# [Your task]
Wherever the string "động" shows up in a line, count that line. Give the total alone.

# [Material shown]
[start]

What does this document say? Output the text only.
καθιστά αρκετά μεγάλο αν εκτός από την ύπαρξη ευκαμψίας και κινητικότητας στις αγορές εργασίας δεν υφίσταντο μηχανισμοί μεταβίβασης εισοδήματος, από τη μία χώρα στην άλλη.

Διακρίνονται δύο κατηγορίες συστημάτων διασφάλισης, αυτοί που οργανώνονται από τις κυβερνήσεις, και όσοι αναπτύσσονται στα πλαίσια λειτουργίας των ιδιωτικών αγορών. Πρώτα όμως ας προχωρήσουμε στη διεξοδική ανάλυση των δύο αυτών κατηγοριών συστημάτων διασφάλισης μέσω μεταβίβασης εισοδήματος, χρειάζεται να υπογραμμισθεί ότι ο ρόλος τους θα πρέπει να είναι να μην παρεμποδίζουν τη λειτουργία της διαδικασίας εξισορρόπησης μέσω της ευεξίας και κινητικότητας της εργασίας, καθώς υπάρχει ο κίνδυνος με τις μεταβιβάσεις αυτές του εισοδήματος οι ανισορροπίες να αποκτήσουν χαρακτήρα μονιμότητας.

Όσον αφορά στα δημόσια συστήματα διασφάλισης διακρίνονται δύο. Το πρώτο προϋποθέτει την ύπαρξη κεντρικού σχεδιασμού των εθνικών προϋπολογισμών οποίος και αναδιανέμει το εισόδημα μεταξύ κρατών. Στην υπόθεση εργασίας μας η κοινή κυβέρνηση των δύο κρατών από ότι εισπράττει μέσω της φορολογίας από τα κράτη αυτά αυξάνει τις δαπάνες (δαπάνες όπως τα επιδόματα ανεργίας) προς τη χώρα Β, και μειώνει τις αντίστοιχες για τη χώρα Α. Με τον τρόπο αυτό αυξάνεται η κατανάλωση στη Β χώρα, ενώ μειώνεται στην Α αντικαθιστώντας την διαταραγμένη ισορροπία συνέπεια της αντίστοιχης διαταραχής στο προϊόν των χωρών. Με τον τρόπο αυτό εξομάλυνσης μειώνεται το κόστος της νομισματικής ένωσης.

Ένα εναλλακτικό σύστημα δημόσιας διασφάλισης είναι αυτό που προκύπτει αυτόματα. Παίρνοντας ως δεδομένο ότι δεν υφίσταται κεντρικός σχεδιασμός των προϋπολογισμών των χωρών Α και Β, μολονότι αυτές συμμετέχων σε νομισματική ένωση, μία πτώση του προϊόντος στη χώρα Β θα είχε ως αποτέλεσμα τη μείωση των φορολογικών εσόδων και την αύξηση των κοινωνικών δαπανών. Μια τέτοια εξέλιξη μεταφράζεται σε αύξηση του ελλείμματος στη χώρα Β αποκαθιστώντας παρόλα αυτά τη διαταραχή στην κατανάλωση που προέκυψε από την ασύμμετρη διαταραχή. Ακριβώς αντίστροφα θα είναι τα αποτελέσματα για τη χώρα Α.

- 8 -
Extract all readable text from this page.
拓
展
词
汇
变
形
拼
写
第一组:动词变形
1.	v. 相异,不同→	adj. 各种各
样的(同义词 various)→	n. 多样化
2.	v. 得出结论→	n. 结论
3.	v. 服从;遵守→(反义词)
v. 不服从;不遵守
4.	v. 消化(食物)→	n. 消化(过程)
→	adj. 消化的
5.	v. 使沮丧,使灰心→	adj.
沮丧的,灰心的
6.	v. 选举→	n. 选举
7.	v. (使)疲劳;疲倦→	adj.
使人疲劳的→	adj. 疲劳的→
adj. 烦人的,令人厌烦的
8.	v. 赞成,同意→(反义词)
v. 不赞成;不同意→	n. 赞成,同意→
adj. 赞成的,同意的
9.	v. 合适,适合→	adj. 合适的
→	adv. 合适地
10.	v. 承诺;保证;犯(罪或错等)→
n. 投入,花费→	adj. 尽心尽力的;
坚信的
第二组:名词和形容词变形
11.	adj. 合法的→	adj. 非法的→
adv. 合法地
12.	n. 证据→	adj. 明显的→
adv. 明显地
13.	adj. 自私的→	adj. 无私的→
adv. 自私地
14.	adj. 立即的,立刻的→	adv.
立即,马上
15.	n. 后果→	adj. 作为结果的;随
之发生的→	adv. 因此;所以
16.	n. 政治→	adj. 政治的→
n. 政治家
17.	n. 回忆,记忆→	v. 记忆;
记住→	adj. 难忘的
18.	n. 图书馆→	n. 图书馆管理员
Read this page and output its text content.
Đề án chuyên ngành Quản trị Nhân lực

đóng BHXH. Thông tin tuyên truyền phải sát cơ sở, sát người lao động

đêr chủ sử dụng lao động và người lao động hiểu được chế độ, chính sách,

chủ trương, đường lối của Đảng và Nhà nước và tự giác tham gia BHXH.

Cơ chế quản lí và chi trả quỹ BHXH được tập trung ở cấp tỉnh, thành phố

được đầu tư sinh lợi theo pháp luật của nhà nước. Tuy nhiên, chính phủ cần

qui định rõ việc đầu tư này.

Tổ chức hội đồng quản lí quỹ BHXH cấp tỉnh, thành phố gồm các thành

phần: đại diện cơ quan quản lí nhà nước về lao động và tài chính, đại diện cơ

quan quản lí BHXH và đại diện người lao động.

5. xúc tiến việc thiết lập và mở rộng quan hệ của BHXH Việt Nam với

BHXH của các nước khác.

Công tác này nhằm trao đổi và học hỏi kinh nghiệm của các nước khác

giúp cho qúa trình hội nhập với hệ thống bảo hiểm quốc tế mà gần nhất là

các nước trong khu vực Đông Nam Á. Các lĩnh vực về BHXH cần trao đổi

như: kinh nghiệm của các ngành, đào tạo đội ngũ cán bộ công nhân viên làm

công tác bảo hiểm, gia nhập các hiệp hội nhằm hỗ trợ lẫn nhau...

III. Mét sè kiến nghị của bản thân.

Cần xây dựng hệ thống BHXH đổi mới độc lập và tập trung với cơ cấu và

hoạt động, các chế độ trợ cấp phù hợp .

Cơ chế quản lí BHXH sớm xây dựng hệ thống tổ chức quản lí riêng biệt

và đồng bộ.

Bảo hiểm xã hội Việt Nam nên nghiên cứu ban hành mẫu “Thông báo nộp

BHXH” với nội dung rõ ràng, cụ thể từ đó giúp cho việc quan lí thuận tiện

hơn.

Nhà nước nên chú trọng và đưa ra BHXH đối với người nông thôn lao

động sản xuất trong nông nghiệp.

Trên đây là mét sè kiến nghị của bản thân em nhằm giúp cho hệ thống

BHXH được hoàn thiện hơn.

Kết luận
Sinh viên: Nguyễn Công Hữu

[end]

# [Completed exercise]
6